____ Extracted entries

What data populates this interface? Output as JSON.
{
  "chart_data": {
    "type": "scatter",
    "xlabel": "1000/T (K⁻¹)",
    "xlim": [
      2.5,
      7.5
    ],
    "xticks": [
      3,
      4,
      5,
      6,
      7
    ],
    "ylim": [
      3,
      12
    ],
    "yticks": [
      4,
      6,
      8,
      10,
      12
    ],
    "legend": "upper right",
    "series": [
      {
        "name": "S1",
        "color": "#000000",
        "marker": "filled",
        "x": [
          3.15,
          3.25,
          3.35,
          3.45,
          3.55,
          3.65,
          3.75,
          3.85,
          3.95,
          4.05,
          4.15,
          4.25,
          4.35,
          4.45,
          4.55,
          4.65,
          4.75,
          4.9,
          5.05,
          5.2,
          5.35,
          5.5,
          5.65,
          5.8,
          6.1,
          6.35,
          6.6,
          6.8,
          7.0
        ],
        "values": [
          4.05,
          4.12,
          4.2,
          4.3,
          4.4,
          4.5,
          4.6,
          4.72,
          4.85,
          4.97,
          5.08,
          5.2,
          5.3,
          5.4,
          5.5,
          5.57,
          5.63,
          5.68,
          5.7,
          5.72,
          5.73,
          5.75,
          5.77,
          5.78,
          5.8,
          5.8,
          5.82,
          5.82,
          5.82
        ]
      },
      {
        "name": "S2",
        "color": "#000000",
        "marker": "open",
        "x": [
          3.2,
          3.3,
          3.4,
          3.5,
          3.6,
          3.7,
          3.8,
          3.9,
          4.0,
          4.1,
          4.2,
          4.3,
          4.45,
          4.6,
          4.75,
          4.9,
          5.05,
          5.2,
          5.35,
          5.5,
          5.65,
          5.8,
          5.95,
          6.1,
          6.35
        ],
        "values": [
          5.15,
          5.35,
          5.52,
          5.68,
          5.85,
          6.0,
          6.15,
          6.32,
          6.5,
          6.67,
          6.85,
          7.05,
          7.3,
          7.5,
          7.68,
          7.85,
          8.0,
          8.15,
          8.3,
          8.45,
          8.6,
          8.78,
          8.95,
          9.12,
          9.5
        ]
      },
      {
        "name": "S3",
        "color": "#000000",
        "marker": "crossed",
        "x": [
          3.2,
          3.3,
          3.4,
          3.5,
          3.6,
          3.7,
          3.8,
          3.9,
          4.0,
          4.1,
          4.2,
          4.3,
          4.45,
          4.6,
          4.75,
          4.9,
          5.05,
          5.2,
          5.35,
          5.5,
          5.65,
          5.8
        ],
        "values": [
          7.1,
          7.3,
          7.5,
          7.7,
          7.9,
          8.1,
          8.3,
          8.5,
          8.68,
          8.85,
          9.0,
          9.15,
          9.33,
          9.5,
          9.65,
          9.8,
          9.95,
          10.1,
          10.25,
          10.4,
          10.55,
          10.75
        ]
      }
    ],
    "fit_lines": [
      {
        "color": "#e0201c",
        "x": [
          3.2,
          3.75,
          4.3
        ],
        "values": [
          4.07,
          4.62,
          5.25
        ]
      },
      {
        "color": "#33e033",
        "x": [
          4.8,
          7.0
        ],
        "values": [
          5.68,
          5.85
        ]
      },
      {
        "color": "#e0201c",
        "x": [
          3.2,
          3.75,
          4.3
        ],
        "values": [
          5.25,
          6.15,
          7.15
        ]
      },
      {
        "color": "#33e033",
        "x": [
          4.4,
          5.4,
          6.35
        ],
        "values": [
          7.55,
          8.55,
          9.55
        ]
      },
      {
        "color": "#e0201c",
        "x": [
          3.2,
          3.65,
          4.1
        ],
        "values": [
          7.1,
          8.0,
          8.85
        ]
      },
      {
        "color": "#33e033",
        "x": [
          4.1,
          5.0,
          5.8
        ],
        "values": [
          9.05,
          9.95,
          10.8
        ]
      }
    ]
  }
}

________

**Problem statement**
Across the entries, how many lines contain "marker"? Reply with the number only.

**Task answer**
3